- [EXERCISE DESCRIPTION]: Retype all of the listing exactly, passing over any picture you find.

-- start --

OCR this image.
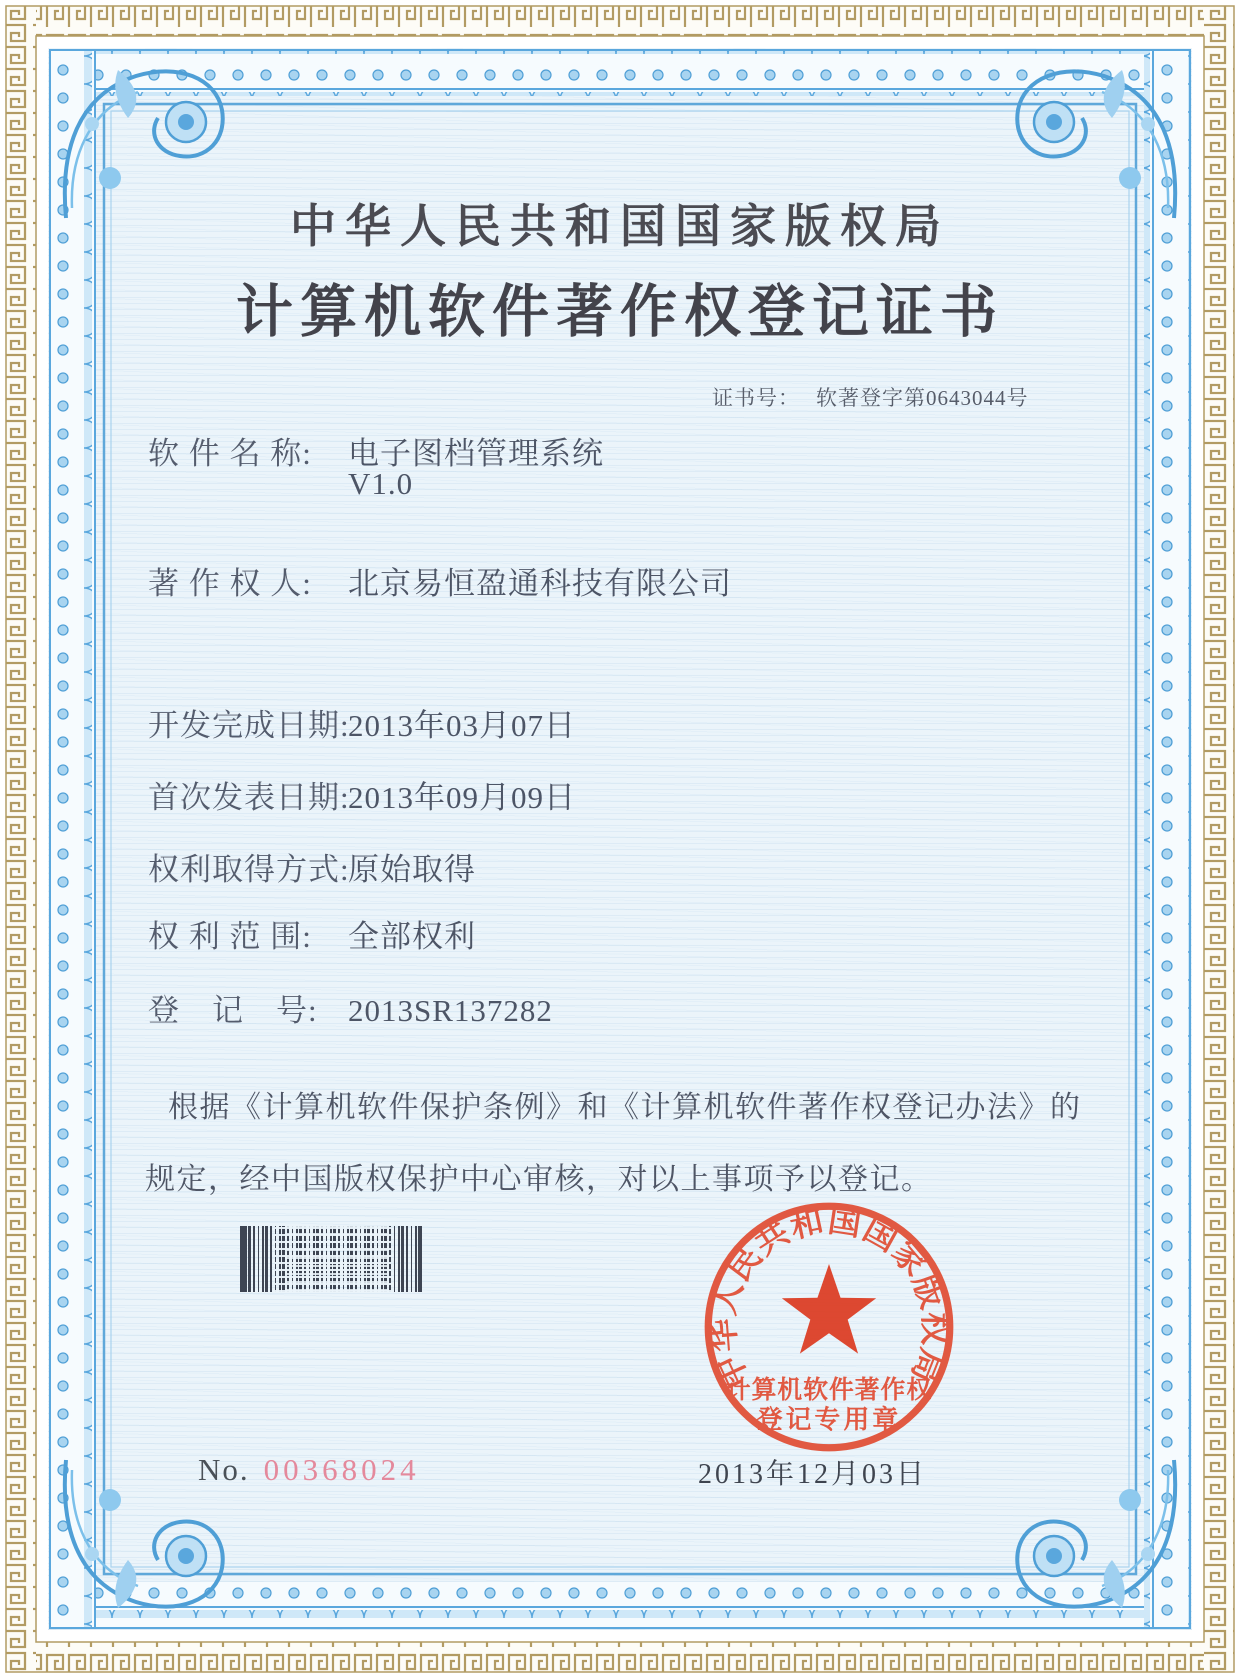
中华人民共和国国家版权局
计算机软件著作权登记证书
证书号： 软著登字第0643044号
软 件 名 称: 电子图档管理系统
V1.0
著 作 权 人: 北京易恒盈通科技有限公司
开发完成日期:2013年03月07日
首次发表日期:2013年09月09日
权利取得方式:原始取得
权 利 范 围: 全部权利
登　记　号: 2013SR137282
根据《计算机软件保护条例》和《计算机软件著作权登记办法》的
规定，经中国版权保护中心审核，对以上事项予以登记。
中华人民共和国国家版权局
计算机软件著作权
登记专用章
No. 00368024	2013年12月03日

-- end --

- [TASK SOLUTION]:
OCR this image.
中华人民共和国国家版权局
计算机软件著作权登记证书
证书号： 软著登字第0643044号
软 件 名 称: 电子图档管理系统
V1.0
著 作 权 人: 北京易恒盈通科技有限公司
开发完成日期:2013年03月07日
首次发表日期:2013年09月09日
权利取得方式:原始取得
权 利 范 围: 全部权利
登　记　号: 2013SR137282
根据《计算机软件保护条例》和《计算机软件著作权登记办法》的
规定，经中国版权保护中心审核，对以上事项予以登记。
中华人民共和国国家版权局
计算机软件著作权
登记专用章
No. 00368024	2013年12月03日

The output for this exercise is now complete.